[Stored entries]
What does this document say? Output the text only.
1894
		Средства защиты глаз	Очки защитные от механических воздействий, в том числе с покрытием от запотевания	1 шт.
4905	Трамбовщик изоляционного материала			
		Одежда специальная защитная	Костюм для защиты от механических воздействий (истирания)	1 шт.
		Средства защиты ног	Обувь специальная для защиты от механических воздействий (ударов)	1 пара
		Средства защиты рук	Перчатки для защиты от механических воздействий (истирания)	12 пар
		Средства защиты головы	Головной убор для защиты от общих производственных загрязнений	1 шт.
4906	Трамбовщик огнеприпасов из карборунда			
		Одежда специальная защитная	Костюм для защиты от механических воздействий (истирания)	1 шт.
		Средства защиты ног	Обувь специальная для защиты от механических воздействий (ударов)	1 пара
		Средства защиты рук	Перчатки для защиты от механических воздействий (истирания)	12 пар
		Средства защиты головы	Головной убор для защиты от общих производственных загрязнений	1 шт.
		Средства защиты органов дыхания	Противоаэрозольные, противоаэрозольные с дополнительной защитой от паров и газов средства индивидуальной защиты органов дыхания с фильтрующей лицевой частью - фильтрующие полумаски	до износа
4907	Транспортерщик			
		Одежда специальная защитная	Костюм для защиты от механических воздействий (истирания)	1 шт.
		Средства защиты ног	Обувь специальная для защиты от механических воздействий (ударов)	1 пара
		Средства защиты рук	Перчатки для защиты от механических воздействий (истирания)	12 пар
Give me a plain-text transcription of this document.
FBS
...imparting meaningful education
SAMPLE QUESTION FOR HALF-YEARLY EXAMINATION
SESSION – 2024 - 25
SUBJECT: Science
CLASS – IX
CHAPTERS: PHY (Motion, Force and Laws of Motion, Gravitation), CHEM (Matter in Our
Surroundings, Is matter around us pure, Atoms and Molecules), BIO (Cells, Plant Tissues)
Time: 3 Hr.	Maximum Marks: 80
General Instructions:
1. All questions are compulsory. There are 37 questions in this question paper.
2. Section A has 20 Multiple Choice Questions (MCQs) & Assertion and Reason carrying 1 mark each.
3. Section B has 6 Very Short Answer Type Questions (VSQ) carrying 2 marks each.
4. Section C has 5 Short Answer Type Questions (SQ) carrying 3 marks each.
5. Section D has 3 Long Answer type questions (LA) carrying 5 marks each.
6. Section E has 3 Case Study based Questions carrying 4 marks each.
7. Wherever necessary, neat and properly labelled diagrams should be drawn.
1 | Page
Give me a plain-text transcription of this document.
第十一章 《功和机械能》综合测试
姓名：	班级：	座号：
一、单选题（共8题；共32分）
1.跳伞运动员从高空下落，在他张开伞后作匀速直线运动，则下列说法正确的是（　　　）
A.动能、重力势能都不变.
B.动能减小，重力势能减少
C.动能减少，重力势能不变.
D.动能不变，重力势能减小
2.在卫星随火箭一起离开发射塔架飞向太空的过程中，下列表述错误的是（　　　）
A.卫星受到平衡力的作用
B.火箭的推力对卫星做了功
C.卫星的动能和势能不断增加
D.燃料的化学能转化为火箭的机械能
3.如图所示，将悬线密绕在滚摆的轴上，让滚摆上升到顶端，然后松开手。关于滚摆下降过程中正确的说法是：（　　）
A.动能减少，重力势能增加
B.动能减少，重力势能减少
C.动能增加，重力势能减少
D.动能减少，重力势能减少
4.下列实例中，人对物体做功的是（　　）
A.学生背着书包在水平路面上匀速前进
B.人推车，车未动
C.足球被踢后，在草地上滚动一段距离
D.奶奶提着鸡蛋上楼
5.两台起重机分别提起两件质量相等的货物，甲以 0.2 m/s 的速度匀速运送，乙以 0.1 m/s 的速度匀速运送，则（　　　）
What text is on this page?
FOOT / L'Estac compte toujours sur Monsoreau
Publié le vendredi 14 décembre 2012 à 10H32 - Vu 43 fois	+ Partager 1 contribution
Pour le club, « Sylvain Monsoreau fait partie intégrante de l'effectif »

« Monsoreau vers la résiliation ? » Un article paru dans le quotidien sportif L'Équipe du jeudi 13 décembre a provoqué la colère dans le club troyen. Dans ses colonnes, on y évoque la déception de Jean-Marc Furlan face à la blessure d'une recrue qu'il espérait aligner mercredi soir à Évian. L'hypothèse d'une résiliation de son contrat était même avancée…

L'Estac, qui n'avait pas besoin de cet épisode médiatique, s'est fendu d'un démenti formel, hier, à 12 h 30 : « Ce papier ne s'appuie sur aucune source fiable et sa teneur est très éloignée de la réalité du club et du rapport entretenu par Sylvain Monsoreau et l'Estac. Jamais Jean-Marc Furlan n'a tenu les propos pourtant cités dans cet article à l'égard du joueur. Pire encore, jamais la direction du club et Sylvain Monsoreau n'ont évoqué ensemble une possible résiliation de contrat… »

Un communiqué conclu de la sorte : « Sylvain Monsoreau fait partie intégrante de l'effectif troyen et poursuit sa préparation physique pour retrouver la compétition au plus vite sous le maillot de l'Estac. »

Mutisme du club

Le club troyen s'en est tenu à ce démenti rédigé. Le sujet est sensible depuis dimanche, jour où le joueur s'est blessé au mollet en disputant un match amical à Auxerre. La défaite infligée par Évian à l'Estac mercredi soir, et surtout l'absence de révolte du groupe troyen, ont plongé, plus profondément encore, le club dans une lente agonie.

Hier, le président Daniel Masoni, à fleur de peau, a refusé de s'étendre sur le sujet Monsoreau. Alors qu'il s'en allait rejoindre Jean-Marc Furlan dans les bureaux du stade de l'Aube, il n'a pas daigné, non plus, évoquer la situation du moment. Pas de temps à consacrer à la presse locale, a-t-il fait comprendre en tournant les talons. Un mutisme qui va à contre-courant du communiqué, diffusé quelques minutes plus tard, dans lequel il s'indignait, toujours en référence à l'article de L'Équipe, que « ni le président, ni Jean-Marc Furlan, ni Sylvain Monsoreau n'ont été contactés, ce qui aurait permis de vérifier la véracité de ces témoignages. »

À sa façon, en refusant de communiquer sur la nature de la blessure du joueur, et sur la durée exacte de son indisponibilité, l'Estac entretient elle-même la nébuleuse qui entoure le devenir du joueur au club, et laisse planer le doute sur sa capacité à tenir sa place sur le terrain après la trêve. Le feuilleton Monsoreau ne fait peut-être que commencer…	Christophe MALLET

Work to be completed:
Go through the data above and find the lines with the word "plus". Copy each of those lines.

Correct output:
Un communiqué conclu de la sorte : « Sylvain Monsoreau fait partie intégrante de l'effectif troyen et poursuit sa préparation physique pour retrouver la compétition au plus vite sous le maillot de l'Estac. »
Le club troyen s'en est tenu à ce démenti rédigé. Le sujet est sensible depuis dimanche, jour où le joueur s'est blessé au mollet en disputant un match amical à Auxerre. La défaite infligée par Évian à l'Estac mercredi soir, et surtout l'absence de révolte du groupe troyen, ont plongé, plus profondément encore, le club dans une lente agonie.
Hier, le président Daniel Masoni, à fleur de peau, a refusé de s'étendre sur le sujet Monsoreau. Alors qu'il s'en allait rejoindre Jean-Marc Furlan dans les bureaux du stade de l'Aube, il n'a pas daigné, non plus, évoquer la situation du moment. Pas de temps à consacrer à la presse locale, a-t-il fait comprendre en tournant les talons. Un mutisme qui va à contre-courant du communiqué, diffusé quelques minutes plus tard, dans lequel il s'indignait, toujours en référence à l'article de L'Équipe, que « ni le président, ni Jean-Marc Furlan, ni Sylvain Monsoreau n'ont été contactés, ce qui aurait permis de vérifier la véracité de ces témoignages. »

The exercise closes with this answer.